Dataset records –
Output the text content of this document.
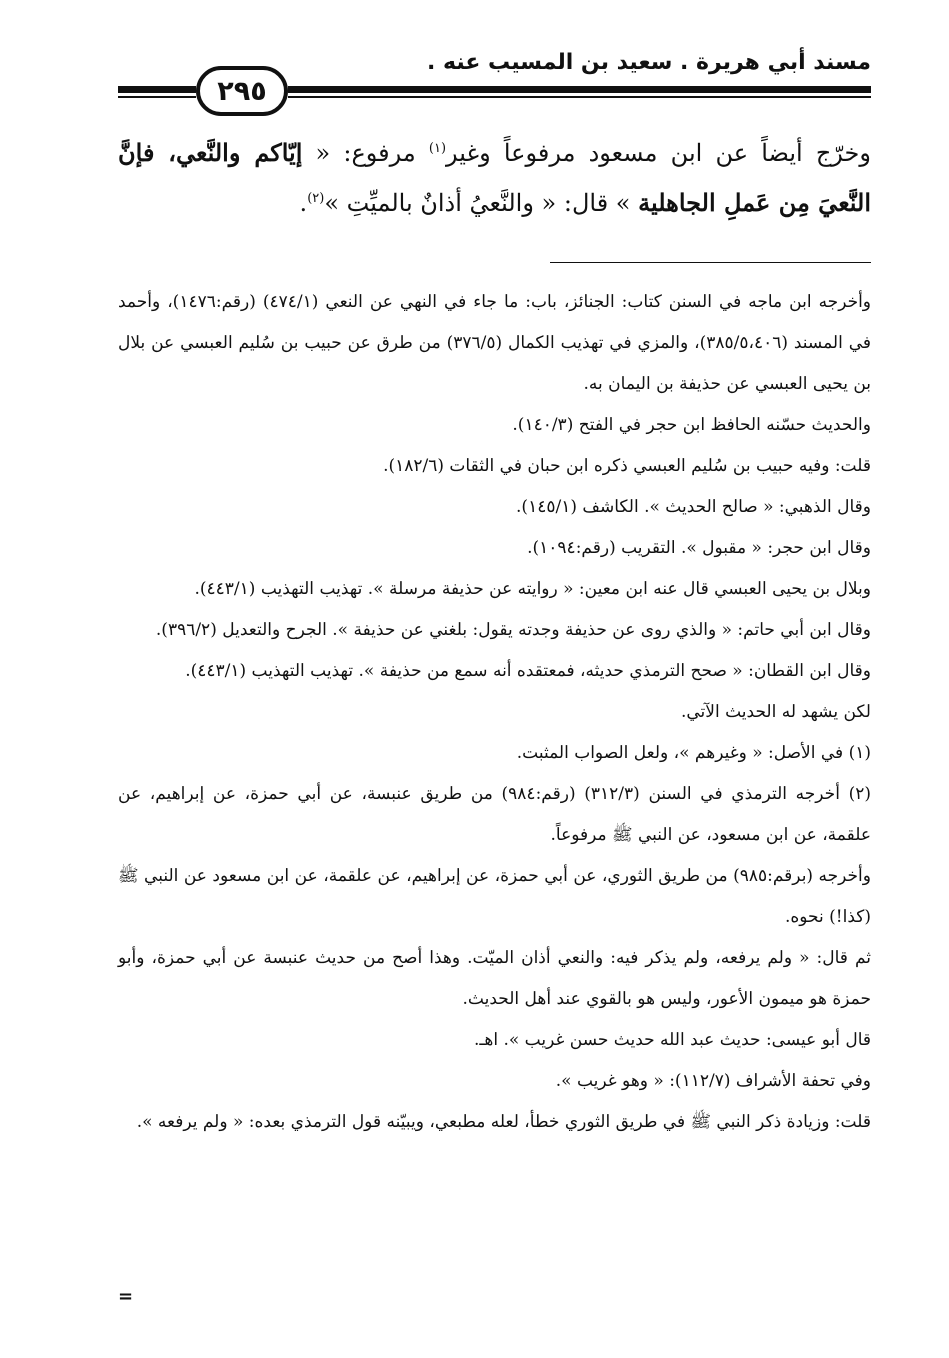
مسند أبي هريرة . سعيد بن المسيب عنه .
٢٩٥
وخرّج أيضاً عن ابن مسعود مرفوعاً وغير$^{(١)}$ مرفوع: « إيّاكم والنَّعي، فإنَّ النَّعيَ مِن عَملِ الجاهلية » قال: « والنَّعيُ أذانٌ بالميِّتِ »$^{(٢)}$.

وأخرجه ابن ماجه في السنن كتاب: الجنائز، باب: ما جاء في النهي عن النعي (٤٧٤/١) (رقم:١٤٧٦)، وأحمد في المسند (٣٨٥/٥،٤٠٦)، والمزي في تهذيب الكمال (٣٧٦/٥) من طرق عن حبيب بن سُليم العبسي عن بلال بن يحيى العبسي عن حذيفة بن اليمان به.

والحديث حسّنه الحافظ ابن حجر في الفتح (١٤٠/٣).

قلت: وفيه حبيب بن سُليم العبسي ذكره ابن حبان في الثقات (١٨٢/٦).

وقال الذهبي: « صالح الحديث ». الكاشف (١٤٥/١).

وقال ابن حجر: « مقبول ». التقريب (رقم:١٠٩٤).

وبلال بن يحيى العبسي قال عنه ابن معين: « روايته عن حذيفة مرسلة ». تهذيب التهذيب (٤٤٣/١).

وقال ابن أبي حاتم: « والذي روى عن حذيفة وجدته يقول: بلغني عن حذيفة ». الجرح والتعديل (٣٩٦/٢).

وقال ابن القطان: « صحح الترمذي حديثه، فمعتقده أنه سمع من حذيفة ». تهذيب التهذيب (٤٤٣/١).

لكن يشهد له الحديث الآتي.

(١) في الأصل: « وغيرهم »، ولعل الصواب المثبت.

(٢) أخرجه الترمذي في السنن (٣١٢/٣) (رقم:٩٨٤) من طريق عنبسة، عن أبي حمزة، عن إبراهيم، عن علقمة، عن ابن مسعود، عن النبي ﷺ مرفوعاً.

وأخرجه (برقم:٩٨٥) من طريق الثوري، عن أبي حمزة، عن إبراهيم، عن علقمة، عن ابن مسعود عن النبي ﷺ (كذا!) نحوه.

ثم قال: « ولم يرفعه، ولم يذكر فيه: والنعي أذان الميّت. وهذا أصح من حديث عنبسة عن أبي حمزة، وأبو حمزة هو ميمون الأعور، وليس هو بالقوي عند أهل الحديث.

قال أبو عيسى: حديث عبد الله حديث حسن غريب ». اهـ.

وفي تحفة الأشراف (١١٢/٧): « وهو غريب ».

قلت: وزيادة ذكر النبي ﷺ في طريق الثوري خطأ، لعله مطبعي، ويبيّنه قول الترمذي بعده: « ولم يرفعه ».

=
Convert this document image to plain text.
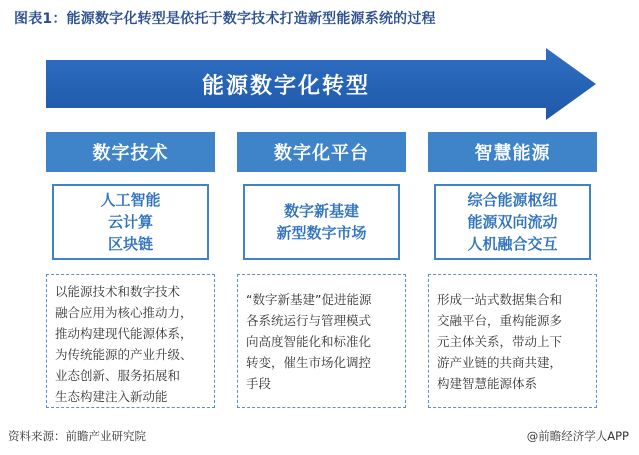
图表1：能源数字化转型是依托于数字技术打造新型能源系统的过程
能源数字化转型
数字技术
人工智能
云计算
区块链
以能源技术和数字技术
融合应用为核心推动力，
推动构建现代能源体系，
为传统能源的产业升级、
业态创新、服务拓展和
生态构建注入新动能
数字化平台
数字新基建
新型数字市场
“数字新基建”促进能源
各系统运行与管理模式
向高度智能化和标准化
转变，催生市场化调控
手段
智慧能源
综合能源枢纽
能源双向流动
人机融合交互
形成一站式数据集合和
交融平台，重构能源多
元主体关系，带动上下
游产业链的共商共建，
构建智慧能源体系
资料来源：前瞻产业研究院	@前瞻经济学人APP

Directions – Transcribe the records verbatim and omit the images.

In response –
Output the text content of this document.
مسند أبي هريرة . سعيد بن المسيب عنه .
٢٩٥
وخرّج أيضاً عن ابن مسعود مرفوعاً وغير$^{(١)}$ مرفوع: « إيّاكم والنَّعي، فإنَّ النَّعيَ مِن عَملِ الجاهلية » قال: « والنَّعيُ أذانٌ بالميِّتِ »$^{(٢)}$.

وأخرجه ابن ماجه في السنن كتاب: الجنائز، باب: ما جاء في النهي عن النعي (٤٧٤/١) (رقم:١٤٧٦)، وأحمد في المسند (٣٨٥/٥،٤٠٦)، والمزي في تهذيب الكمال (٣٧٦/٥) من طرق عن حبيب بن سُليم العبسي عن بلال بن يحيى العبسي عن حذيفة بن اليمان به.

والحديث حسّنه الحافظ ابن حجر في الفتح (١٤٠/٣).

قلت: وفيه حبيب بن سُليم العبسي ذكره ابن حبان في الثقات (١٨٢/٦).

وقال الذهبي: « صالح الحديث ». الكاشف (١٤٥/١).

وقال ابن حجر: « مقبول ». التقريب (رقم:١٠٩٤).

وبلال بن يحيى العبسي قال عنه ابن معين: « روايته عن حذيفة مرسلة ». تهذيب التهذيب (٤٤٣/١).

وقال ابن أبي حاتم: « والذي روى عن حذيفة وجدته يقول: بلغني عن حذيفة ». الجرح والتعديل (٣٩٦/٢).

وقال ابن القطان: « صحح الترمذي حديثه، فمعتقده أنه سمع من حذيفة ». تهذيب التهذيب (٤٤٣/١).

لكن يشهد له الحديث الآتي.

(١) في الأصل: « وغيرهم »، ولعل الصواب المثبت.

(٢) أخرجه الترمذي في السنن (٣١٢/٣) (رقم:٩٨٤) من طريق عنبسة، عن أبي حمزة، عن إبراهيم، عن علقمة، عن ابن مسعود، عن النبي ﷺ مرفوعاً.

وأخرجه (برقم:٩٨٥) من طريق الثوري، عن أبي حمزة، عن إبراهيم، عن علقمة، عن ابن مسعود عن النبي ﷺ (كذا!) نحوه.

ثم قال: « ولم يرفعه، ولم يذكر فيه: والنعي أذان الميّت. وهذا أصح من حديث عنبسة عن أبي حمزة، وأبو حمزة هو ميمون الأعور، وليس هو بالقوي عند أهل الحديث.

قال أبو عيسى: حديث عبد الله حديث حسن غريب ». اهـ.

وفي تحفة الأشراف (١١٢/٧): « وهو غريب ».

قلت: وزيادة ذكر النبي ﷺ في طريق الثوري خطأ، لعله مطبعي، ويبيّنه قول الترمذي بعده: « ولم يرفعه ».

=
Convert this document image to plain text.
图表1：能源数字化转型是依托于数字技术打造新型能源系统的过程
能源数字化转型
数字技术
人工智能
云计算
区块链
以能源技术和数字技术
融合应用为核心推动力，
推动构建现代能源体系，
为传统能源的产业升级、
业态创新、服务拓展和
生态构建注入新动能
数字化平台
数字新基建
新型数字市场
“数字新基建”促进能源
各系统运行与管理模式
向高度智能化和标准化
转变，催生市场化调控
手段
智慧能源
综合能源枢纽
能源双向流动
人机融合交互
形成一站式数据集合和
交融平台，重构能源多
元主体关系，带动上下
游产业链的共商共建，
构建智慧能源体系
资料来源：前瞻产业研究院	@前瞻经济学人APP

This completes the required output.